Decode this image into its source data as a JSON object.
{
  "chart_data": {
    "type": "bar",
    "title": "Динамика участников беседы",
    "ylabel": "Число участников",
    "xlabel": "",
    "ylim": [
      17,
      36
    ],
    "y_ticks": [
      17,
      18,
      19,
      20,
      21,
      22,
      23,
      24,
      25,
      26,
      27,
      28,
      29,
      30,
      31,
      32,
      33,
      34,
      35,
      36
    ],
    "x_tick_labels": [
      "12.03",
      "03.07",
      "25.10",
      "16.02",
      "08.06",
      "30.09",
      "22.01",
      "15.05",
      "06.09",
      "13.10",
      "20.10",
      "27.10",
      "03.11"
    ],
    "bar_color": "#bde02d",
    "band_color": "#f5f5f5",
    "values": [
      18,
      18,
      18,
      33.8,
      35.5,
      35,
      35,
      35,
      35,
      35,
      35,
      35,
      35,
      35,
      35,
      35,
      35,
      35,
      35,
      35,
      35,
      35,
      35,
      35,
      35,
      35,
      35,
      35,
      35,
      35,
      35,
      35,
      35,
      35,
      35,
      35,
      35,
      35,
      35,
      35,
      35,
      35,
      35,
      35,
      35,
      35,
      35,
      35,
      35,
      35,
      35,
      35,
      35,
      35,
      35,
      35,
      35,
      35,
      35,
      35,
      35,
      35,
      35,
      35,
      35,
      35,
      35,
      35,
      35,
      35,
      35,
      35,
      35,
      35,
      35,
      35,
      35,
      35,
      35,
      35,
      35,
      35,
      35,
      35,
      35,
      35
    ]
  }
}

**Exercise goal**
Reproduce the material exactly, with every line intact.

**Exercise solution**
Decode this image into its source data as a JSON object.
{
  "chart_data": {
    "type": "bar",
    "title": "Динамика участников беседы",
    "ylabel": "Число участников",
    "xlabel": "",
    "ylim": [
      17,
      36
    ],
    "y_ticks": [
      17,
      18,
      19,
      20,
      21,
      22,
      23,
      24,
      25,
      26,
      27,
      28,
      29,
      30,
      31,
      32,
      33,
      34,
      35,
      36
    ],
    "x_tick_labels": [
      "12.03",
      "03.07",
      "25.10",
      "16.02",
      "08.06",
      "30.09",
      "22.01",
      "15.05",
      "06.09",
      "13.10",
      "20.10",
      "27.10",
      "03.11"
    ],
    "bar_color": "#bde02d",
    "band_color": "#f5f5f5",
    "values": [
      18,
      18,
      18,
      33.8,
      35.5,
      35,
      35,
      35,
      35,
      35,
      35,
      35,
      35,
      35,
      35,
      35,
      35,
      35,
      35,
      35,
      35,
      35,
      35,
      35,
      35,
      35,
      35,
      35,
      35,
      35,
      35,
      35,
      35,
      35,
      35,
      35,
      35,
      35,
      35,
      35,
      35,
      35,
      35,
      35,
      35,
      35,
      35,
      35,
      35,
      35,
      35,
      35,
      35,
      35,
      35,
      35,
      35,
      35,
      35,
      35,
      35,
      35,
      35,
      35,
      35,
      35,
      35,
      35,
      35,
      35,
      35,
      35,
      35,
      35,
      35,
      35,
      35,
      35,
      35,
      35,
      35,
      35,
      35,
      35,
      35,
      35
    ]
  }
}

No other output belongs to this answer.